* [Stored data entries]:
──────

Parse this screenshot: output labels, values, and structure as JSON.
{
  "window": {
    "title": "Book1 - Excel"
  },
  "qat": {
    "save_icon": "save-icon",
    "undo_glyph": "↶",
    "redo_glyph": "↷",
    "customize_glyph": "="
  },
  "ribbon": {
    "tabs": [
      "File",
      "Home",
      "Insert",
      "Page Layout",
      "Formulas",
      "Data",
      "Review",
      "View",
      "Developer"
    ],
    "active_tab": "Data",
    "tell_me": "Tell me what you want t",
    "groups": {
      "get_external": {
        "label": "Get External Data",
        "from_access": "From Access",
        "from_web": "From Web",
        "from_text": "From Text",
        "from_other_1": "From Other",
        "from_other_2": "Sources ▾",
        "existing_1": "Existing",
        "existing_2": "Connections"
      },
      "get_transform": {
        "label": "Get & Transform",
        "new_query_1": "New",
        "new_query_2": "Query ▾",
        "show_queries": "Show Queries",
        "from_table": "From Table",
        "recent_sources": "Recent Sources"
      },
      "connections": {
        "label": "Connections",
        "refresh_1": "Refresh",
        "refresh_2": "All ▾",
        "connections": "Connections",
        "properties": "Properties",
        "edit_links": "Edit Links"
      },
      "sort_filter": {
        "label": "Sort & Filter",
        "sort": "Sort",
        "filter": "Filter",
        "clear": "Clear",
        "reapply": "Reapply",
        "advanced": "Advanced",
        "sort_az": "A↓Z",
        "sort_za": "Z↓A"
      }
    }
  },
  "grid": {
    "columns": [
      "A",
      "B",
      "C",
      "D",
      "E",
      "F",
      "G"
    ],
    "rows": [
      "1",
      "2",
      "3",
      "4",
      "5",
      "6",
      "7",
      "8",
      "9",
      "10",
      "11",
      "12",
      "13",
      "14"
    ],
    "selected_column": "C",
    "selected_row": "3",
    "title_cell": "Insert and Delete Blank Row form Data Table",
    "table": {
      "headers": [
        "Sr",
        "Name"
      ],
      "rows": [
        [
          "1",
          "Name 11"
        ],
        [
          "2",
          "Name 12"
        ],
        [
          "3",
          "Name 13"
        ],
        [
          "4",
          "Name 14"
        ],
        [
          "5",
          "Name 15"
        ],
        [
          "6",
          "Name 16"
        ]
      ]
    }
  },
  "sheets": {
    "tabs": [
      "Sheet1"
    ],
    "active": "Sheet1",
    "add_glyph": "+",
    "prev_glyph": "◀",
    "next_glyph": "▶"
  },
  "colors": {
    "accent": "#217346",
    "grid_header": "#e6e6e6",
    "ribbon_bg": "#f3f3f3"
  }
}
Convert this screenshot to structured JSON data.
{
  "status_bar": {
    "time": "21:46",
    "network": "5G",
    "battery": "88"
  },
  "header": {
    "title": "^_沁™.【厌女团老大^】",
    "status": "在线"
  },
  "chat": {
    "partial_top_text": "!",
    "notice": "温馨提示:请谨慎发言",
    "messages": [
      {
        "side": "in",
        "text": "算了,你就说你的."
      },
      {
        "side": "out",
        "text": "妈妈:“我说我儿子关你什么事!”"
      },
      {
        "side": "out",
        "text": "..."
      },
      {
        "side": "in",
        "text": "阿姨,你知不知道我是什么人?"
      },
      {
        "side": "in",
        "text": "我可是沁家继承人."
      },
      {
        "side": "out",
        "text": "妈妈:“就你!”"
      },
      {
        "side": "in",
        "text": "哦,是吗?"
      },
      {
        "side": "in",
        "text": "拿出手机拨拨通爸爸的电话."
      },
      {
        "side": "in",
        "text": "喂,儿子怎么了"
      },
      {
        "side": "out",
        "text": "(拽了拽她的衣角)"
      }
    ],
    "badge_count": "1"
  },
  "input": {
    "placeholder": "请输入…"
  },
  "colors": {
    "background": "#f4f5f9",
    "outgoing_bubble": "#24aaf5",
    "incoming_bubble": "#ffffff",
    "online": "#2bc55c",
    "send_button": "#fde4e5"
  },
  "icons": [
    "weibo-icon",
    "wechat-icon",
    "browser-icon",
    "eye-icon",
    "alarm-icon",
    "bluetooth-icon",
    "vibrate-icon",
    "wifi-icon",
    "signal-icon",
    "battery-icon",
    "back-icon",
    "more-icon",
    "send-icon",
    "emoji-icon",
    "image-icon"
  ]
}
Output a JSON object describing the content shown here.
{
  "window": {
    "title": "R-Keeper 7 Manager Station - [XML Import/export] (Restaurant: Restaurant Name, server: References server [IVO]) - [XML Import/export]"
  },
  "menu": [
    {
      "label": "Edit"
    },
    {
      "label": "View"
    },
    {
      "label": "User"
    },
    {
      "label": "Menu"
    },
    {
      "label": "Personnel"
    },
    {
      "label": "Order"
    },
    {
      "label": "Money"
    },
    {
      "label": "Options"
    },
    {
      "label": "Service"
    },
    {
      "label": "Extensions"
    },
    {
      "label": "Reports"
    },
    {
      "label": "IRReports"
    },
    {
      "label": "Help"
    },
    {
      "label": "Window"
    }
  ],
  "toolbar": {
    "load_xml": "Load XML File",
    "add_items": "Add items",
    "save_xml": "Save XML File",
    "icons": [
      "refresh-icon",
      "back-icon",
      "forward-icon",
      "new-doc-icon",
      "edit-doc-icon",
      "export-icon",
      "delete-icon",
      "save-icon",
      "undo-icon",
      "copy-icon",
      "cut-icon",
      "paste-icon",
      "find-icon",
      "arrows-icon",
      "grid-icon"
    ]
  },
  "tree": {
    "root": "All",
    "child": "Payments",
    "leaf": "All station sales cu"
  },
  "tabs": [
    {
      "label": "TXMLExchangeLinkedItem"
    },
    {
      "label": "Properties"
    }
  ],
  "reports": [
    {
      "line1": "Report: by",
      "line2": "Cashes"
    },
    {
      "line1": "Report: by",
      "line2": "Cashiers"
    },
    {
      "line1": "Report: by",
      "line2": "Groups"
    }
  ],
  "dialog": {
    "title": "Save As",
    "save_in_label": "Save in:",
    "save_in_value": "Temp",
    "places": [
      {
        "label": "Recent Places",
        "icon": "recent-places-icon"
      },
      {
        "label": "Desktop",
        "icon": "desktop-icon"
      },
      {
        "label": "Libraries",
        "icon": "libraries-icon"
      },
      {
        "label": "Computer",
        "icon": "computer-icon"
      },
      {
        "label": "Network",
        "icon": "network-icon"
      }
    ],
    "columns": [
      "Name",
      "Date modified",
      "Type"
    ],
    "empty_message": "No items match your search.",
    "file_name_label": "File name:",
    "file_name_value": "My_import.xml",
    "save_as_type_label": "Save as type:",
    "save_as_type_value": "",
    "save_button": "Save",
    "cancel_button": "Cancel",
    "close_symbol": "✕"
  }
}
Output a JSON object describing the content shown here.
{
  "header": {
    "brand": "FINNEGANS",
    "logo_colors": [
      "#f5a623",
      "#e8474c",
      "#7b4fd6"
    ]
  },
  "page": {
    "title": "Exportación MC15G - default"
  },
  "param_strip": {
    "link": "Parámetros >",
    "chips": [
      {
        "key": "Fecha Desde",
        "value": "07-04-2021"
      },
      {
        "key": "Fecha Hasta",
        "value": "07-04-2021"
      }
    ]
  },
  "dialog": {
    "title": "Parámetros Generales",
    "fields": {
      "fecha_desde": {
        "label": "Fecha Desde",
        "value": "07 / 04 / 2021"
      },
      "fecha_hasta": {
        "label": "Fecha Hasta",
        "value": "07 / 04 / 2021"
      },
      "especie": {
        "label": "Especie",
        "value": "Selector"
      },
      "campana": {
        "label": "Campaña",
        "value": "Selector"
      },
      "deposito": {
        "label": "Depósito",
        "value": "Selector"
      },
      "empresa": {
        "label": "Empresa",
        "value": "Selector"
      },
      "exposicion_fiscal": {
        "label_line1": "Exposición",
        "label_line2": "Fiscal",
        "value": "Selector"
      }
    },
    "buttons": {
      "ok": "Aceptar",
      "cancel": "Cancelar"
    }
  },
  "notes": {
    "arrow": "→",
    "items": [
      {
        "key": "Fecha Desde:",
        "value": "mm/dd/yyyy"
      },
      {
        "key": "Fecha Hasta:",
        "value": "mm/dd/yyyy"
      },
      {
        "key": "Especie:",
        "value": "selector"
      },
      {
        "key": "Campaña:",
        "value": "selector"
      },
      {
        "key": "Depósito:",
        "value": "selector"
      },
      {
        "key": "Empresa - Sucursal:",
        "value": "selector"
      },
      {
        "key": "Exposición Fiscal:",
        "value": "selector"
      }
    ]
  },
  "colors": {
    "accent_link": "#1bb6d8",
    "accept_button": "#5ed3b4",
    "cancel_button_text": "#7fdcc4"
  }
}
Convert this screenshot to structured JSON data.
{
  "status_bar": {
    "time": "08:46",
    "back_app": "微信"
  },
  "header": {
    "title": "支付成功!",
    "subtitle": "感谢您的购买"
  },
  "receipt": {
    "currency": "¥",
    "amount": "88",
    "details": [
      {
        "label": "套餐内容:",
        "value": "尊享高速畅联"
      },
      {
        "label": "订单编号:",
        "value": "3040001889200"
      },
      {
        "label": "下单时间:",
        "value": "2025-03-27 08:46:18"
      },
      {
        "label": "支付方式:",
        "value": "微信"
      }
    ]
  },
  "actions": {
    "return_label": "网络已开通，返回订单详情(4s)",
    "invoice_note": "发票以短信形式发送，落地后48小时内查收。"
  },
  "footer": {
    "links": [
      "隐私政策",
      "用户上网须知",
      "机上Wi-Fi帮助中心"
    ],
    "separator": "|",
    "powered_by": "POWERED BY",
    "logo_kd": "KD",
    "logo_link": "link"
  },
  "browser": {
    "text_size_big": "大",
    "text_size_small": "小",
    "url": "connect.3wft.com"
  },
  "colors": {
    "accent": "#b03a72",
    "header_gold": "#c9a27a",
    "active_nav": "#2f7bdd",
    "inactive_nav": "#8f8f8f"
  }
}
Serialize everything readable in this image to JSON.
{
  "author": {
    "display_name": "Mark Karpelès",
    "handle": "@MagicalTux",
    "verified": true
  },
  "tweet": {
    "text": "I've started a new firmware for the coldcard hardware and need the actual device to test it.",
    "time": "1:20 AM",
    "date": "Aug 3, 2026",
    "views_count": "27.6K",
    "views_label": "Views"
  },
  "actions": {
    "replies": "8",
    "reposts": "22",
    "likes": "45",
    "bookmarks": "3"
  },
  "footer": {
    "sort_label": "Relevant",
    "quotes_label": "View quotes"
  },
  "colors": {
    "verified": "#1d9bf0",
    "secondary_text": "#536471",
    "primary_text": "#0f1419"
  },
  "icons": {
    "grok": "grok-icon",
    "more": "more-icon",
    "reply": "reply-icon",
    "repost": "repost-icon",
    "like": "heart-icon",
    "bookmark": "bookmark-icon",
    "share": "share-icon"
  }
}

──────

* [Your task]:
Determine the number of lines containing "Exposición". Write only that number.

* [Exercise answer]:
2